Problem statement: Rewrite the data below with every "row-header" renamed to "row-label", leaving everything else unchanged.

Layout region data
+--

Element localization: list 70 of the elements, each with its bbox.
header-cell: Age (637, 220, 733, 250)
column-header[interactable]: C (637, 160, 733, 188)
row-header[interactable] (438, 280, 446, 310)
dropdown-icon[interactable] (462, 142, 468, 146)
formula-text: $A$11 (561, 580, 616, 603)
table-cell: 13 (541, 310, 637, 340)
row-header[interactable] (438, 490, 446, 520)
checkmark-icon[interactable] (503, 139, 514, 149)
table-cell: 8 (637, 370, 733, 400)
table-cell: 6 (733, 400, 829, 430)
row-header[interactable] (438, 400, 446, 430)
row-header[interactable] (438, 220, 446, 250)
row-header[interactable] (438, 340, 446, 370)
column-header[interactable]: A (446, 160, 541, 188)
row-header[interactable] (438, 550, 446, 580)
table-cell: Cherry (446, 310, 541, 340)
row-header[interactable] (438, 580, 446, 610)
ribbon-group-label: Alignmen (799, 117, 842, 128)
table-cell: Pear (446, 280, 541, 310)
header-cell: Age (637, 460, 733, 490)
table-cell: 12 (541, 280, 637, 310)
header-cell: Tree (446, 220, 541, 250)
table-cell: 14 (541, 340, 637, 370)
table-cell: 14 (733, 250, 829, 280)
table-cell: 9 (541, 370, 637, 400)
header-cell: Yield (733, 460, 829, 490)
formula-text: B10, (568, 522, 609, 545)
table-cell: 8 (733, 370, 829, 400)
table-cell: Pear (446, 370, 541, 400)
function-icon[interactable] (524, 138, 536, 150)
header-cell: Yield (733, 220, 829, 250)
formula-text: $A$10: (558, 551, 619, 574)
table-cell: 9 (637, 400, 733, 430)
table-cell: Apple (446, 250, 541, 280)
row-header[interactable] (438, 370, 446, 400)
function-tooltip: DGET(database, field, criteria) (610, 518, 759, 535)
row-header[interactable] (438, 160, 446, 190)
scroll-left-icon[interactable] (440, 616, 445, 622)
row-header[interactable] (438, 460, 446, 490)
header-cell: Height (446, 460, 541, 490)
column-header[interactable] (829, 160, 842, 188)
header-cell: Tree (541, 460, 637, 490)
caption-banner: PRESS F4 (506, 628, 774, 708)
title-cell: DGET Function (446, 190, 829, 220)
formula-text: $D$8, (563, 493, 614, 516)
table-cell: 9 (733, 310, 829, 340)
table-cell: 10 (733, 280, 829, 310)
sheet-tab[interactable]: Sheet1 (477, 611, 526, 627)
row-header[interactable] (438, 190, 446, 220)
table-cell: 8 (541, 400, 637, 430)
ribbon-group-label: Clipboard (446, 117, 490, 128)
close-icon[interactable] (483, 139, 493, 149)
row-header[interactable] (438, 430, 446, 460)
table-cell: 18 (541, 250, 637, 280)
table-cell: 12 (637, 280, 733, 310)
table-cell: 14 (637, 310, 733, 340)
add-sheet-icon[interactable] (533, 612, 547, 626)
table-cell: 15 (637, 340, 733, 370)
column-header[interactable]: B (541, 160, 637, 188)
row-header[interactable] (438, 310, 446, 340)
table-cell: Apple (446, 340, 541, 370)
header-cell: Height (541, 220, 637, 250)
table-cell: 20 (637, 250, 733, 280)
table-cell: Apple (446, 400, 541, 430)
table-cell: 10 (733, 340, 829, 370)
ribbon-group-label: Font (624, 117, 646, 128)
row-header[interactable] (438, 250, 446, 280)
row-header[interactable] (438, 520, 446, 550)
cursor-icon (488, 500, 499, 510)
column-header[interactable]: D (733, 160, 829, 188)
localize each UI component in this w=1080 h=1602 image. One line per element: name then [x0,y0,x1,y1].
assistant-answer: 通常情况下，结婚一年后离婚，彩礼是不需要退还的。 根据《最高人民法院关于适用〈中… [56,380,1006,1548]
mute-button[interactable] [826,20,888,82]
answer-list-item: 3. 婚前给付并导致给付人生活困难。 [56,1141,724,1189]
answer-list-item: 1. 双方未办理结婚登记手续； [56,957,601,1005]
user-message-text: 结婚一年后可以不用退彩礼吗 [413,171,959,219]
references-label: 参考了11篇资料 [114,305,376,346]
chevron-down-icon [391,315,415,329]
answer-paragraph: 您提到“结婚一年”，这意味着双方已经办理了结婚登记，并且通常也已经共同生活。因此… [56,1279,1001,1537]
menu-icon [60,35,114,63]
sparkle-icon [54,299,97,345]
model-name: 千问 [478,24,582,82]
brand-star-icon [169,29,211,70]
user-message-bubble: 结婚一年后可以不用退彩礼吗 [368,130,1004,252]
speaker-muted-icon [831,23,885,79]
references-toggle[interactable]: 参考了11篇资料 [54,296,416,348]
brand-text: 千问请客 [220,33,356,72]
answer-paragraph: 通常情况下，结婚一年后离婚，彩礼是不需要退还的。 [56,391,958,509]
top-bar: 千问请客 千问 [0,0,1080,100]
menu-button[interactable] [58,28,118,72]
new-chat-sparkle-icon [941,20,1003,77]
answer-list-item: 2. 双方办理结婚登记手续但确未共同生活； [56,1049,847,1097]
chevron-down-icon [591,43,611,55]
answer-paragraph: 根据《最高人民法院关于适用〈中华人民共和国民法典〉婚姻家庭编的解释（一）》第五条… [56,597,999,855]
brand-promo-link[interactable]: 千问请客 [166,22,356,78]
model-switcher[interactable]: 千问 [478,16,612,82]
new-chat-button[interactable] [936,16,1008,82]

+--

Response below:
Element localization: list 70 of the elements, each with its bbox.
header-cell: Age (637, 220, 733, 250)
column-header[interactable]: C (637, 160, 733, 188)
row-label[interactable] (438, 280, 446, 310)
dropdown-icon[interactable] (462, 142, 468, 146)
formula-text: $A$11 (561, 580, 616, 603)
table-cell: 13 (541, 310, 637, 340)
row-label[interactable] (438, 490, 446, 520)
checkmark-icon[interactable] (503, 139, 514, 149)
table-cell: 8 (637, 370, 733, 400)
table-cell: 6 (733, 400, 829, 430)
row-label[interactable] (438, 400, 446, 430)
row-label[interactable] (438, 220, 446, 250)
row-label[interactable] (438, 340, 446, 370)
column-header[interactable]: A (446, 160, 541, 188)
row-label[interactable] (438, 550, 446, 580)
table-cell: Cherry (446, 310, 541, 340)
row-label[interactable] (438, 580, 446, 610)
ribbon-group-label: Alignmen (799, 117, 842, 128)
table-cell: Pear (446, 280, 541, 310)
header-cell: Age (637, 460, 733, 490)
table-cell: 12 (541, 280, 637, 310)
header-cell: Tree (446, 220, 541, 250)
table-cell: 14 (541, 340, 637, 370)
table-cell: 14 (733, 250, 829, 280)
table-cell: 9 (541, 370, 637, 400)
header-cell: Yield (733, 460, 829, 490)
formula-text: B10, (568, 522, 609, 545)
table-cell: 8 (733, 370, 829, 400)
table-cell: Pear (446, 370, 541, 400)
function-icon[interactable] (524, 138, 536, 150)
header-cell: Yield (733, 220, 829, 250)
formula-text: $A$10: (558, 551, 619, 574)
table-cell: 9 (637, 400, 733, 430)
table-cell: Apple (446, 250, 541, 280)
row-label[interactable] (438, 370, 446, 400)
function-tooltip: DGET(database, field, criteria) (610, 518, 759, 535)
row-label[interactable] (438, 160, 446, 190)
scroll-left-icon[interactable] (440, 616, 445, 622)
row-label[interactable] (438, 460, 446, 490)
header-cell: Height (446, 460, 541, 490)
column-header[interactable] (829, 160, 842, 188)
header-cell: Tree (541, 460, 637, 490)
caption-banner: PRESS F4 (506, 628, 774, 708)
title-cell: DGET Function (446, 190, 829, 220)
formula-text: $D$8, (563, 493, 614, 516)
table-cell: 9 (733, 310, 829, 340)
table-cell: 10 (733, 280, 829, 310)
sheet-tab[interactable]: Sheet1 (477, 611, 526, 627)
row-label[interactable] (438, 190, 446, 220)
table-cell: 8 (541, 400, 637, 430)
ribbon-group-label: Clipboard (446, 117, 490, 128)
close-icon[interactable] (483, 139, 493, 149)
row-label[interactable] (438, 430, 446, 460)
table-cell: 18 (541, 250, 637, 280)
table-cell: 12 (637, 280, 733, 310)
table-cell: 14 (637, 310, 733, 340)
add-sheet-icon[interactable] (533, 612, 547, 626)
table-cell: 15 (637, 340, 733, 370)
column-header[interactable]: B (541, 160, 637, 188)
row-label[interactable] (438, 310, 446, 340)
table-cell: Apple (446, 340, 541, 370)
header-cell: Height (541, 220, 637, 250)
table-cell: 20 (637, 250, 733, 280)
table-cell: Apple (446, 400, 541, 430)
table-cell: 10 (733, 340, 829, 370)
ribbon-group-label: Font (624, 117, 646, 128)
row-label[interactable] (438, 250, 446, 280)
row-label[interactable] (438, 520, 446, 550)
cursor-icon (488, 500, 499, 510)
column-header[interactable]: D (733, 160, 829, 188)
localize each UI component in this w=1080 h=1602 image. One line per element: name then [x0,y0,x1,y1].
assistant-answer: 通常情况下，结婚一年后离婚，彩礼是不需要退还的。 根据《最高人民法院关于适用〈中… [56,380,1006,1548]
mute-button[interactable] [826,20,888,82]
answer-list-item: 3. 婚前给付并导致给付人生活困难。 [56,1141,724,1189]
answer-list-item: 1. 双方未办理结婚登记手续； [56,957,601,1005]
user-message-text: 结婚一年后可以不用退彩礼吗 [413,171,959,219]
references-label: 参考了11篇资料 [114,305,376,346]
chevron-down-icon [391,315,415,329]
answer-paragraph: 您提到“结婚一年”，这意味着双方已经办理了结婚登记，并且通常也已经共同生活。因此… [56,1279,1001,1537]
menu-icon [60,35,114,63]
sparkle-icon [54,299,97,345]
model-name: 千问 [478,24,582,82]
brand-star-icon [169,29,211,70]
user-message-bubble: 结婚一年后可以不用退彩礼吗 [368,130,1004,252]
speaker-muted-icon [831,23,885,79]
references-toggle[interactable]: 参考了11篇资料 [54,296,416,348]
brand-text: 千问请客 [220,33,356,72]
answer-paragraph: 通常情况下，结婚一年后离婚，彩礼是不需要退还的。 [56,391,958,509]
top-bar: 千问请客 千问 [0,0,1080,100]
menu-button[interactable] [58,28,118,72]
new-chat-sparkle-icon [941,20,1003,77]
answer-list-item: 2. 双方办理结婚登记手续但确未共同生活； [56,1049,847,1097]
chevron-down-icon [591,43,611,55]
answer-paragraph: 根据《最高人民法院关于适用〈中华人民共和国民法典〉婚姻家庭编的解释（一）》第五条… [56,597,999,855]
brand-promo-link[interactable]: 千问请客 [166,22,356,78]
model-switcher[interactable]: 千问 [478,16,612,82]
new-chat-button[interactable] [936,16,1008,82]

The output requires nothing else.